---------- PAGE EXTRACT

Write up student interviews and put them on the school library blog so that
all pupils and staff can read about the event.

Evaluation (Stage 5)
No formal evaluation instruments were used.
Informal evaluation was received from the girls who were asked to discuss the
event and write about it in their next English lesson.

The key skills needed to develop the project were:
   - patience
   - organisation skills
   - communication skills
   - team working skills – collaborating with English Department and student
      librarian team
   - financial skills – sales of books under pressure and handling money

The build up to an author visit can be both exciting and also a bit of a thankless
task. It is however worth it. Our chosen author was very ‘low maintenance’ and
down to earth. She did not want to charge for accommodation so stayed over night
before the event with the Librarian. She came on her own without an entourage,
which some authors insist on doing. All this made the planning stage and the
actual day a lot easier and a lot less stressful.

--------------------
---------- INFORMATION GIVEN

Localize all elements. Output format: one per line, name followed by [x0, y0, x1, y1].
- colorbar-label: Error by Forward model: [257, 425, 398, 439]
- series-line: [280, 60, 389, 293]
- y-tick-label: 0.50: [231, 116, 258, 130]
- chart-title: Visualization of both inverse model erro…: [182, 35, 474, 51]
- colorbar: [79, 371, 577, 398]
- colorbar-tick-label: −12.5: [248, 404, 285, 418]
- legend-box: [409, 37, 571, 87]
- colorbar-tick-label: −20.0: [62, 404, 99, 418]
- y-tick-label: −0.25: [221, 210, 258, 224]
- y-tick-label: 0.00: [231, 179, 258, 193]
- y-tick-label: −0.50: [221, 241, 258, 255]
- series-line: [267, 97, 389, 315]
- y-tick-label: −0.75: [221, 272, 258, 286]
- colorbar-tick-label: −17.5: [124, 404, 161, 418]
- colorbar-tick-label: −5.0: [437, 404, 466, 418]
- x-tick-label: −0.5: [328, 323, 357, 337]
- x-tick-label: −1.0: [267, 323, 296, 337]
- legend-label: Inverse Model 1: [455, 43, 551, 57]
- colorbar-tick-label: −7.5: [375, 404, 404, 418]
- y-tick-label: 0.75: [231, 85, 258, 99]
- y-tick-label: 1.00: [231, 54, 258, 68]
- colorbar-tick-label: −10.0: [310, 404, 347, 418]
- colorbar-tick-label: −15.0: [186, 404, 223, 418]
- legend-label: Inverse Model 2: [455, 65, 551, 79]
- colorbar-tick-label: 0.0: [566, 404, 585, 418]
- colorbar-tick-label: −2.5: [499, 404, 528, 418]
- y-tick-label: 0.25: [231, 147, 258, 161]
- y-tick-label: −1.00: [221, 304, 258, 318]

--------------------

■ WHAT YOU WILL DO
Answer these from the page extract about the author visit:
1. Where were the written-up student interviews to be posted?
2. Who gave the informal evaluation of the event?
3. Where did the author stay the night before the event?

■ OUTPUT OF THE EXERCISE
1. On the school library blog.
2. The girls, who were asked to discuss the event and write about it in their next English lesson.
3. With the Librarian.